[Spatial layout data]
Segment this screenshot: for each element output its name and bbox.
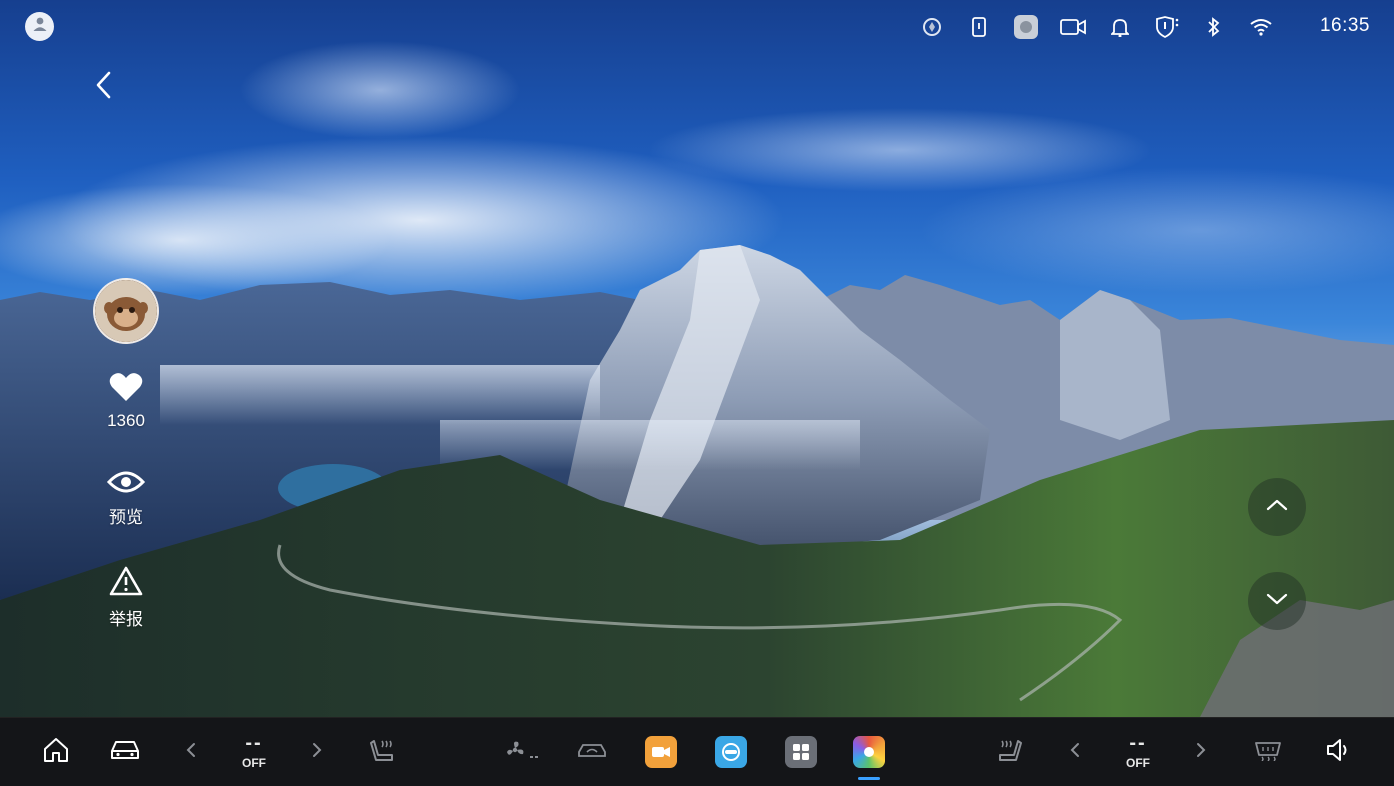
left-temp-decrease-button[interactable] <box>180 718 202 786</box>
left-temp-status: OFF <box>242 756 266 770</box>
right-temp-status: OFF <box>1126 756 1150 770</box>
dashcam-icon[interactable] <box>1049 14 1096 40</box>
video-app-icon <box>645 736 677 768</box>
report-label: 举报 <box>109 610 143 629</box>
wallpaper-background <box>0 0 1394 717</box>
fan-button[interactable] <box>500 718 544 786</box>
preview-button[interactable]: 预览 <box>88 470 164 528</box>
seat-heat-icon <box>368 737 396 768</box>
bottom-dock: -- OFF -- OFF <box>0 717 1394 786</box>
eye-icon <box>106 471 146 498</box>
location-pin-icon[interactable] <box>908 14 955 40</box>
wifi-icon[interactable] <box>1237 14 1284 40</box>
bluetooth-icon[interactable] <box>1190 14 1237 40</box>
active-app-indicator <box>858 777 880 780</box>
video-app-button[interactable] <box>644 718 678 786</box>
chevron-left-icon <box>1070 742 1080 763</box>
rear-defrost-button[interactable] <box>1248 718 1288 786</box>
chevron-right-icon <box>312 742 322 763</box>
home-icon <box>42 737 70 768</box>
car-button[interactable] <box>104 718 146 786</box>
right-temperature: -- OFF <box>1110 718 1166 786</box>
media-app-icon[interactable] <box>1002 14 1049 40</box>
shield-icon[interactable] <box>1143 14 1190 40</box>
scroll-down-button[interactable] <box>1248 572 1306 630</box>
phone-icon[interactable] <box>955 14 1002 40</box>
bell-icon[interactable] <box>1096 14 1143 40</box>
wallpaper-app-button[interactable] <box>852 718 886 786</box>
chevron-up-icon <box>1265 498 1289 517</box>
scroll-up-button[interactable] <box>1248 478 1306 536</box>
right-temp-value: -- <box>1129 732 1147 754</box>
left-temperature: -- OFF <box>226 718 282 786</box>
car-icon <box>109 739 141 766</box>
left-temp-increase-button[interactable] <box>306 718 328 786</box>
passenger-seat-heat-button[interactable] <box>992 718 1028 786</box>
user-icon <box>32 16 48 37</box>
monkey-avatar-icon <box>95 280 157 342</box>
warning-icon <box>109 566 143 600</box>
app-grid-icon <box>785 736 817 768</box>
fan-icon <box>504 739 540 766</box>
chevron-right-icon <box>1196 742 1206 763</box>
status-icons <box>908 14 1284 40</box>
report-button[interactable]: 举报 <box>88 566 164 630</box>
back-button[interactable] <box>88 70 118 104</box>
status-bar: 16:35 <box>0 0 1394 54</box>
chevron-down-icon <box>1265 592 1289 611</box>
right-temp-decrease-button[interactable] <box>1064 718 1086 786</box>
right-temp-increase-button[interactable] <box>1190 718 1212 786</box>
navigation-app-button[interactable] <box>714 718 748 786</box>
heart-icon <box>109 373 143 406</box>
seat-heat-icon <box>996 737 1024 768</box>
home-button[interactable] <box>36 718 76 786</box>
recirculation-icon <box>577 741 607 764</box>
left-temp-value: -- <box>245 732 263 754</box>
air-recirculation-button[interactable] <box>572 718 612 786</box>
clock: 16:35 <box>1319 15 1370 36</box>
navigation-app-icon <box>715 736 747 768</box>
volume-button[interactable] <box>1318 718 1358 786</box>
speaker-icon <box>1325 738 1351 767</box>
creator-avatar[interactable] <box>93 278 159 344</box>
like-button[interactable]: 1360 <box>88 372 164 431</box>
chevron-left-icon <box>94 70 112 105</box>
like-count: 1360 <box>107 411 145 430</box>
chevron-left-icon <box>186 742 196 763</box>
preview-label: 预览 <box>109 508 143 527</box>
user-profile-button[interactable] <box>25 12 54 41</box>
mountain-landscape <box>0 245 1394 717</box>
wallpaper-app-icon <box>853 736 885 768</box>
driver-seat-heat-button[interactable] <box>364 718 400 786</box>
defrost-icon <box>1253 739 1283 766</box>
app-grid-button[interactable] <box>784 718 818 786</box>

→ **Objective**:
Put the lines above into a JSON list of strings, one string per line, and leave out blank lines and the pictures.

→ **Reply to the exercise**:
[
  "Segment this screenshot: for each element output its name and bbox.",
  "left-temp-decrease-button[interactable] <box>180 718 202 786</box>",
  "left-temp-status: OFF <box>242 756 266 770</box>",
  "right-temp-status: OFF <box>1126 756 1150 770</box>",
  "dashcam-icon[interactable] <box>1049 14 1096 40</box>",
  "video-app-icon <box>645 736 677 768</box>",
  "report-label: 举报 <box>109 610 143 629</box>",
  "wallpaper-background <box>0 0 1394 717</box>",
  "fan-button[interactable] <box>500 718 544 786</box>",
  "preview-button[interactable]: 预览 <box>88 470 164 528</box>",
  "seat-heat-icon <box>368 737 396 768</box>",
  "bottom-dock: -- OFF -- OFF <box>0 717 1394 786</box>",
  "eye-icon <box>106 471 146 498</box>",
  "location-pin-icon[interactable] <box>908 14 955 40</box>",
  "wifi-icon[interactable] <box>1237 14 1284 40</box>",
  "bluetooth-icon[interactable] <box>1190 14 1237 40</box>",
  "active-app-indicator <box>858 777 880 780</box>",
  "video-app-button[interactable] <box>644 718 678 786</box>",
  "chevron-left-icon <box>1070 742 1080 763</box>",
  "rear-defrost-button[interactable] <box>1248 718 1288 786</box>",
  "chevron-right-icon <box>312 742 322 763</box>",
  "home-icon <box>42 737 70 768</box>",
  "car-button[interactable] <box>104 718 146 786</box>",
  "right-temperature: -- OFF <box>1110 718 1166 786</box>",
  "media-app-icon[interactable] <box>1002 14 1049 40</box>",
  "shield-icon[interactable] <box>1143 14 1190 40</box>",
  "scroll-down-button[interactable] <box>1248 572 1306 630</box>",
  "phone-icon[interactable] <box>955 14 1002 40</box>",
  "bell-icon[interactable] <box>1096 14 1143 40</box>",
  "wallpaper-app-button[interactable] <box>852 718 886 786</box>",
  "chevron-up-icon <box>1265 498 1289 517</box>",
  "scroll-up-button[interactable] <box>1248 478 1306 536</box>",
  "right-temp-value: -- <box>1129 732 1147 754</box>",
  "left-temperature: -- OFF <box>226 718 282 786</box>",
  "car-icon <box>109 739 141 766</box>",
  "left-temp-increase-button[interactable] <box>306 718 328 786</box>",
  "passenger-seat-heat-button[interactable] <box>992 718 1028 786</box>",
  "user-icon <box>32 16 48 37</box>",
  "monkey-avatar-icon <box>95 280 157 342</box>",
  "warning-icon <box>109 566 143 600</box>",
  "app-grid-icon <box>785 736 817 768</box>",
  "fan-icon <box>504 739 540 766</box>",
  "chevron-right-icon <box>1196 742 1206 763</box>",
  "status-icons <box>908 14 1284 40</box>",
  "report-button[interactable]: 举报 <box>88 566 164 630</box>",
  "back-button[interactable] <box>88 70 118 104</box>",
  "status-bar: 16:35 <box>0 0 1394 54</box>",
  "chevron-down-icon <box>1265 592 1289 611</box>",
  "right-temp-decrease-button[interactable] <box>1064 718 1086 786</box>",
  "right-temp-increase-button[interactable] <box>1190 718 1212 786</box>",
  "navigation-app-button[interactable] <box>714 718 748 786</box>",
  "heart-icon <box>109 373 143 406</box>",
  "seat-heat-icon <box>996 737 1024 768</box>",
  "home-button[interactable] <box>36 718 76 786</box>",
  "recirculation-icon <box>577 741 607 764</box>",
  "left-temp-value: -- <box>245 732 263 754</box>",
  "air-recirculation-button[interactable] <box>572 718 612 786</box>",
  "clock: 16:35 <box>1319 15 1370 36</box>",
  "navigation-app-icon <box>715 736 747 768</box>",
  "volume-button[interactable] <box>1318 718 1358 786</box>",
  "speaker-icon <box>1325 738 1351 767</box>",
  "creator-avatar[interactable] <box>93 278 159 344</box>",
  "like-button[interactable]: 1360 <box>88 372 164 431</box>",
  "chevron-left-icon <box>94 70 112 105</box>",
  "like-count: 1360 <box>107 411 145 430</box>",
  "chevron-left-icon <box>186 742 196 763</box>",
  "preview-label: 预览 <box>109 508 143 527</box>",
  "user-profile-button[interactable] <box>25 12 54 41</box>",
  "mountain-landscape <box>0 245 1394 717</box>",
  "wallpaper-app-icon <box>853 736 885 768</box>",
  "driver-seat-heat-button[interactable] <box>364 718 400 786</box>",
  "defrost-icon <box>1253 739 1283 766</box>",
  "app-grid-button[interactable] <box>784 718 818 786</box>"
]